* [WHAT THIS TASK INVOLVES]
Check each line of the material. Copy those containing "PARASURAMAN".

Extracted records
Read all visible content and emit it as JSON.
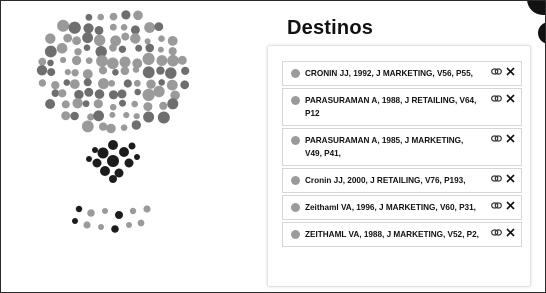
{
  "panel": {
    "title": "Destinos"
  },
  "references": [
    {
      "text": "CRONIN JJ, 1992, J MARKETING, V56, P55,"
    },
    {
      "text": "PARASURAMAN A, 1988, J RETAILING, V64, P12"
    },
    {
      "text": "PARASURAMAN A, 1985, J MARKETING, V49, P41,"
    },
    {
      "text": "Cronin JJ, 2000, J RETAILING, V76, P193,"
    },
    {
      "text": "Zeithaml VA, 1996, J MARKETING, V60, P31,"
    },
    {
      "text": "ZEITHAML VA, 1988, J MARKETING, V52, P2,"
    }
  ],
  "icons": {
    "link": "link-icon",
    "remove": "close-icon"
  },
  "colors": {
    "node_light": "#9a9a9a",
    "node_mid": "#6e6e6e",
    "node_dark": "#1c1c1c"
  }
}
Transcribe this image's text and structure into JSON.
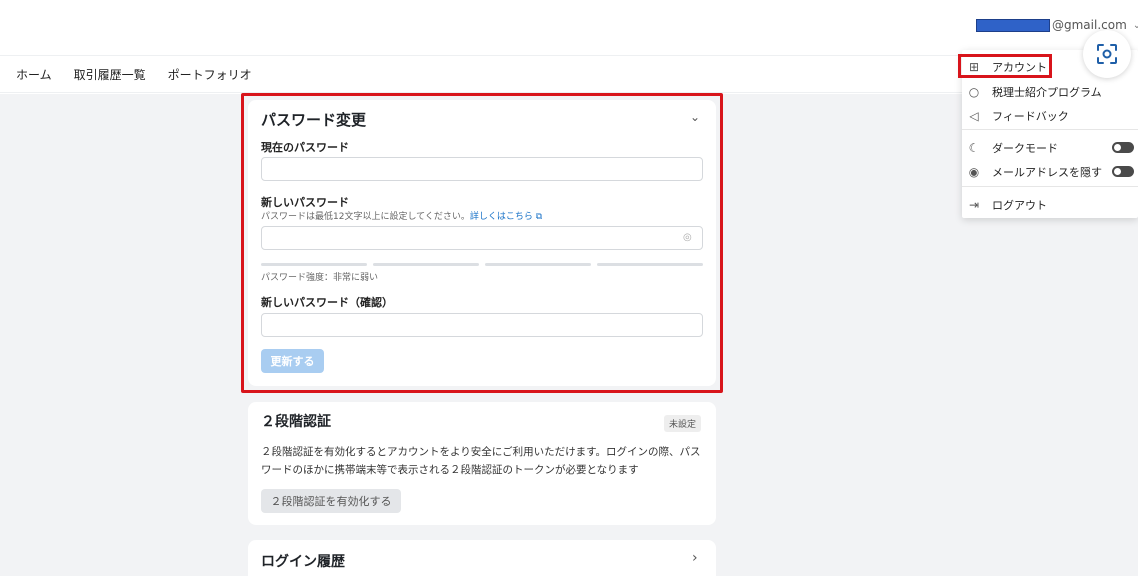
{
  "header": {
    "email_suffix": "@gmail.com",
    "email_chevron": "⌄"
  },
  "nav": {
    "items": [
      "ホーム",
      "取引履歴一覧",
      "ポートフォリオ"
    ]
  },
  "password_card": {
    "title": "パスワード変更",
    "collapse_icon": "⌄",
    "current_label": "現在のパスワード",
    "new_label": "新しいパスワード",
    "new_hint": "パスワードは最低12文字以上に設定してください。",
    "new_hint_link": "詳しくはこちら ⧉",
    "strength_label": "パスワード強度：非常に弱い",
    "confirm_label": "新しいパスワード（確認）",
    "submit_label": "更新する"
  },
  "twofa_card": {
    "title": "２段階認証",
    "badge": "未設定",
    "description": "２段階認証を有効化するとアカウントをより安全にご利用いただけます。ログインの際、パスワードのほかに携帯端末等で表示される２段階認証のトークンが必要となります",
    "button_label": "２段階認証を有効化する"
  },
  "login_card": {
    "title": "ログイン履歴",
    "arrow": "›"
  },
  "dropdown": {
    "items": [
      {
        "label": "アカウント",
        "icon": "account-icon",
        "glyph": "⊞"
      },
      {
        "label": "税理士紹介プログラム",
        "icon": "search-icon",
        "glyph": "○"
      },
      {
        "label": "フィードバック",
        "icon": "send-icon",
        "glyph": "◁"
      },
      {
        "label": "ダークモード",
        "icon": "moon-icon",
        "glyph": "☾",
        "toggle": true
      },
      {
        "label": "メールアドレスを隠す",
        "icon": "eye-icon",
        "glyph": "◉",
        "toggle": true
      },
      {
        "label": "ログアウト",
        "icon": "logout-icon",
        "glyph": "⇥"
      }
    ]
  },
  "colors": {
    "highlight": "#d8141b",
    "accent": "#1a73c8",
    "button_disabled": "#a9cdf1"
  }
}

* [THE ANSWER]
      "text": "PARASURAMAN A, 1988, J RETAILING, V64, P12"
      "text": "PARASURAMAN A, 1985, J MARKETING, V49, P41,"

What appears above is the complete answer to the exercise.